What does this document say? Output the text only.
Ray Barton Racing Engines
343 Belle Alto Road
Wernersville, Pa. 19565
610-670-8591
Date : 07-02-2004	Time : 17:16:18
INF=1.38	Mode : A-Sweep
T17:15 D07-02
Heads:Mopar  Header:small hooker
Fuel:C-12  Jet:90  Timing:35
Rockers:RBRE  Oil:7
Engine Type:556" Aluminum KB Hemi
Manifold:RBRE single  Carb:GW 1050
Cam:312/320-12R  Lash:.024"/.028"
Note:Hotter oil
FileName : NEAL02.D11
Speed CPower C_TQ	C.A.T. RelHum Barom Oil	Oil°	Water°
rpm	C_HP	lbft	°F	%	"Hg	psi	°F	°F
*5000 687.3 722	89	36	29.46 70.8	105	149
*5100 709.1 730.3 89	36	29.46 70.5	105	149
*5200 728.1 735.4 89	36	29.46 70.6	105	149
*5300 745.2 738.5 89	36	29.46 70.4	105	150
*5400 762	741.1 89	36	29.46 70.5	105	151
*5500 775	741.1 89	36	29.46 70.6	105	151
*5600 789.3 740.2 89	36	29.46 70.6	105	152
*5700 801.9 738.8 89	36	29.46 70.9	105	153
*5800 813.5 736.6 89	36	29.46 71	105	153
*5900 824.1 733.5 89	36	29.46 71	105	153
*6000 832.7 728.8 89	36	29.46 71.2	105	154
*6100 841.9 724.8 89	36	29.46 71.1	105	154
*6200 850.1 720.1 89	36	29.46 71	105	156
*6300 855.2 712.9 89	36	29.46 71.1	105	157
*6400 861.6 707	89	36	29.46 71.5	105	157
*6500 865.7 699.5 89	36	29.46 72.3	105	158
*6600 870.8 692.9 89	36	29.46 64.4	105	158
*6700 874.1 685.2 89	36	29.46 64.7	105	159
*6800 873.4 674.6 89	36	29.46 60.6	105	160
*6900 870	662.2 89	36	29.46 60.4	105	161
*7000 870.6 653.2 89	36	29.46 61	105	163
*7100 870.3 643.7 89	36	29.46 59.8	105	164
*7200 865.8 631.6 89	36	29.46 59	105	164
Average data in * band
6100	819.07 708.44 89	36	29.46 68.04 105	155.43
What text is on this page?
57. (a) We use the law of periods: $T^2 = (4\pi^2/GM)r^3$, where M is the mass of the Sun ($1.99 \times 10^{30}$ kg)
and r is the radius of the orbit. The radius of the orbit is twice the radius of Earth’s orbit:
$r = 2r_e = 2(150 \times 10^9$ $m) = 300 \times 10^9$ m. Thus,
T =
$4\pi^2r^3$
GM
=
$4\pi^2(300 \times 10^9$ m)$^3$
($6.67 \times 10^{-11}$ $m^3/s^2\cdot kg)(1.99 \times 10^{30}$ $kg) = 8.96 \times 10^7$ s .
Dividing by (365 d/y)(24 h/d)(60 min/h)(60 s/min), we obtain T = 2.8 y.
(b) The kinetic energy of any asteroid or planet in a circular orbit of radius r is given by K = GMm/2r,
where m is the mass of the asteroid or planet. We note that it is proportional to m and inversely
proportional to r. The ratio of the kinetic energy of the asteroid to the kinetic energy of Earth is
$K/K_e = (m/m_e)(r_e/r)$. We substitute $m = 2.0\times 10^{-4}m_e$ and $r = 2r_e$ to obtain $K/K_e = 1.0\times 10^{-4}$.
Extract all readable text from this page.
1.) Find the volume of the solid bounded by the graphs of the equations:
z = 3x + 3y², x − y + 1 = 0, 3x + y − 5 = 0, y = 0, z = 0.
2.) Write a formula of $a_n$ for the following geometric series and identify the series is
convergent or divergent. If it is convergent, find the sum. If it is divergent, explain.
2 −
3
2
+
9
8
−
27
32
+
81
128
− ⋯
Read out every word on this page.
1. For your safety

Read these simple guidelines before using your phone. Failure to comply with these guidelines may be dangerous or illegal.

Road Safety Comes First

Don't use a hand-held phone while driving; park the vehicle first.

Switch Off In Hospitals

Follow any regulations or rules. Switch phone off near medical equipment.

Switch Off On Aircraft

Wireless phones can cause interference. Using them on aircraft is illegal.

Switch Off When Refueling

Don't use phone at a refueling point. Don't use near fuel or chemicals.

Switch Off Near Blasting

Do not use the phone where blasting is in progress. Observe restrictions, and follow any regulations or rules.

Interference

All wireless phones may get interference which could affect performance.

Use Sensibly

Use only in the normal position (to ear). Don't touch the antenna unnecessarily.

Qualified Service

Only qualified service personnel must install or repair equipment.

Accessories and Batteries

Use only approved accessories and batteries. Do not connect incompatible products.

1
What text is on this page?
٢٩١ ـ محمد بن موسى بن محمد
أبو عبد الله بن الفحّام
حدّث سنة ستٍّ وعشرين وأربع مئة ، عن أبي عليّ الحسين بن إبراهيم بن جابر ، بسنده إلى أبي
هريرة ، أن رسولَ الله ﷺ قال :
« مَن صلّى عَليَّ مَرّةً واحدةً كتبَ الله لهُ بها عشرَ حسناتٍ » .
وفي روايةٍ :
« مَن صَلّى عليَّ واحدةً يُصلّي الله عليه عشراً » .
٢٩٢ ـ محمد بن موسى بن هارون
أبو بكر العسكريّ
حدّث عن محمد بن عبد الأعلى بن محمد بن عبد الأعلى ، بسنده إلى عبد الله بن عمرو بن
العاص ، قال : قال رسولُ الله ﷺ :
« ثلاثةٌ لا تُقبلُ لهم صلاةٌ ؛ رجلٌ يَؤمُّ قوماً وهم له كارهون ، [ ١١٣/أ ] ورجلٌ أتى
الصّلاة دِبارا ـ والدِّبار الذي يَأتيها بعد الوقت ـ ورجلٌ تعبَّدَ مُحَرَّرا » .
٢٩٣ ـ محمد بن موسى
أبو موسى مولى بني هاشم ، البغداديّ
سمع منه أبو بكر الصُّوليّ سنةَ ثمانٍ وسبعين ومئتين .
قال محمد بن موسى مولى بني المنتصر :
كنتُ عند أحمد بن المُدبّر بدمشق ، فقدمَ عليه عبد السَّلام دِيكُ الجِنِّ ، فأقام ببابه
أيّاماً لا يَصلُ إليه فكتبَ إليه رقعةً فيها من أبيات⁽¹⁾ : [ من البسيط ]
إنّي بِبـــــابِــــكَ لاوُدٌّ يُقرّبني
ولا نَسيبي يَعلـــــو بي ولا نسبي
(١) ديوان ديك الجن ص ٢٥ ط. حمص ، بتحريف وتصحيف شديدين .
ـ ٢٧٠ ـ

◆ **EXERCISE DESCRIPTION**
Go through the listing above and restate it word for word.

◆ **RESPONSE**
What does this document say? Output the text only.
Ray Barton Racing Engines
343 Belle Alto Road
Wernersville, Pa. 19565
610-670-8591
Date : 07-02-2004	Time : 17:16:18
INF=1.38	Mode : A-Sweep
T17:15 D07-02
Heads:Mopar  Header:small hooker
Fuel:C-12  Jet:90  Timing:35
Rockers:RBRE  Oil:7
Engine Type:556" Aluminum KB Hemi
Manifold:RBRE single  Carb:GW 1050
Cam:312/320-12R  Lash:.024"/.028"
Note:Hotter oil
FileName : NEAL02.D11
Speed CPower C_TQ	C.A.T. RelHum Barom Oil	Oil°	Water°
rpm	C_HP	lbft	°F	%	"Hg	psi	°F	°F
*5000 687.3 722	89	36	29.46 70.8	105	149
*5100 709.1 730.3 89	36	29.46 70.5	105	149
*5200 728.1 735.4 89	36	29.46 70.6	105	149
*5300 745.2 738.5 89	36	29.46 70.4	105	150
*5400 762	741.1 89	36	29.46 70.5	105	151
*5500 775	741.1 89	36	29.46 70.6	105	151
*5600 789.3 740.2 89	36	29.46 70.6	105	152
*5700 801.9 738.8 89	36	29.46 70.9	105	153
*5800 813.5 736.6 89	36	29.46 71	105	153
*5900 824.1 733.5 89	36	29.46 71	105	153
*6000 832.7 728.8 89	36	29.46 71.2	105	154
*6100 841.9 724.8 89	36	29.46 71.1	105	154
*6200 850.1 720.1 89	36	29.46 71	105	156
*6300 855.2 712.9 89	36	29.46 71.1	105	157
*6400 861.6 707	89	36	29.46 71.5	105	157
*6500 865.7 699.5 89	36	29.46 72.3	105	158
*6600 870.8 692.9 89	36	29.46 64.4	105	158
*6700 874.1 685.2 89	36	29.46 64.7	105	159
*6800 873.4 674.6 89	36	29.46 60.6	105	160
*6900 870	662.2 89	36	29.46 60.4	105	161
*7000 870.6 653.2 89	36	29.46 61	105	163
*7100 870.3 643.7 89	36	29.46 59.8	105	164
*7200 865.8 631.6 89	36	29.46 59	105	164
Average data in * band
6100	819.07 708.44 89	36	29.46 68.04 105	155.43
What text is on this page?
57. (a) We use the law of periods: $T^2 = (4\pi^2/GM)r^3$, where M is the mass of the Sun ($1.99 \times 10^{30}$ kg)
and r is the radius of the orbit. The radius of the orbit is twice the radius of Earth’s orbit:
$r = 2r_e = 2(150 \times 10^9$ $m) = 300 \times 10^9$ m. Thus,
T =
$4\pi^2r^3$
GM
=
$4\pi^2(300 \times 10^9$ m)$^3$
($6.67 \times 10^{-11}$ $m^3/s^2\cdot kg)(1.99 \times 10^{30}$ $kg) = 8.96 \times 10^7$ s .
Dividing by (365 d/y)(24 h/d)(60 min/h)(60 s/min), we obtain T = 2.8 y.
(b) The kinetic energy of any asteroid or planet in a circular orbit of radius r is given by K = GMm/2r,
where m is the mass of the asteroid or planet. We note that it is proportional to m and inversely
proportional to r. The ratio of the kinetic energy of the asteroid to the kinetic energy of Earth is
$K/K_e = (m/m_e)(r_e/r)$. We substitute $m = 2.0\times 10^{-4}m_e$ and $r = 2r_e$ to obtain $K/K_e = 1.0\times 10^{-4}$.
Extract all readable text from this page.
1.) Find the volume of the solid bounded by the graphs of the equations:
z = 3x + 3y², x − y + 1 = 0, 3x + y − 5 = 0, y = 0, z = 0.
2.) Write a formula of $a_n$ for the following geometric series and identify the series is
convergent or divergent. If it is convergent, find the sum. If it is divergent, explain.
2 −
3
2
+
9
8
−
27
32
+
81
128
− ⋯
Read out every word on this page.
1. For your safety

Read these simple guidelines before using your phone. Failure to comply with these guidelines may be dangerous or illegal.

Road Safety Comes First

Don't use a hand-held phone while driving; park the vehicle first.

Switch Off In Hospitals

Follow any regulations or rules. Switch phone off near medical equipment.

Switch Off On Aircraft

Wireless phones can cause interference. Using them on aircraft is illegal.

Switch Off When Refueling

Don't use phone at a refueling point. Don't use near fuel or chemicals.

Switch Off Near Blasting

Do not use the phone where blasting is in progress. Observe restrictions, and follow any regulations or rules.

Interference

All wireless phones may get interference which could affect performance.

Use Sensibly

Use only in the normal position (to ear). Don't touch the antenna unnecessarily.

Qualified Service

Only qualified service personnel must install or repair equipment.

Accessories and Batteries

Use only approved accessories and batteries. Do not connect incompatible products.

1
What text is on this page?
٢٩١ ـ محمد بن موسى بن محمد
أبو عبد الله بن الفحّام
حدّث سنة ستٍّ وعشرين وأربع مئة ، عن أبي عليّ الحسين بن إبراهيم بن جابر ، بسنده إلى أبي
هريرة ، أن رسولَ الله ﷺ قال :
« مَن صلّى عَليَّ مَرّةً واحدةً كتبَ الله لهُ بها عشرَ حسناتٍ » .
وفي روايةٍ :
« مَن صَلّى عليَّ واحدةً يُصلّي الله عليه عشراً » .
٢٩٢ ـ محمد بن موسى بن هارون
أبو بكر العسكريّ
حدّث عن محمد بن عبد الأعلى بن محمد بن عبد الأعلى ، بسنده إلى عبد الله بن عمرو بن
العاص ، قال : قال رسولُ الله ﷺ :
« ثلاثةٌ لا تُقبلُ لهم صلاةٌ ؛ رجلٌ يَؤمُّ قوماً وهم له كارهون ، [ ١١٣/أ ] ورجلٌ أتى
الصّلاة دِبارا ـ والدِّبار الذي يَأتيها بعد الوقت ـ ورجلٌ تعبَّدَ مُحَرَّرا » .
٢٩٣ ـ محمد بن موسى
أبو موسى مولى بني هاشم ، البغداديّ
سمع منه أبو بكر الصُّوليّ سنةَ ثمانٍ وسبعين ومئتين .
قال محمد بن موسى مولى بني المنتصر :
كنتُ عند أحمد بن المُدبّر بدمشق ، فقدمَ عليه عبد السَّلام دِيكُ الجِنِّ ، فأقام ببابه
أيّاماً لا يَصلُ إليه فكتبَ إليه رقعةً فيها من أبيات⁽¹⁾ : [ من البسيط ]
إنّي بِبـــــابِــــكَ لاوُدٌّ يُقرّبني
ولا نَسيبي يَعلـــــو بي ولا نسبي
(١) ديوان ديك الجن ص ٢٥ ط. حمص ، بتحريف وتصحيف شديدين .
ـ ٢٧٠ ـ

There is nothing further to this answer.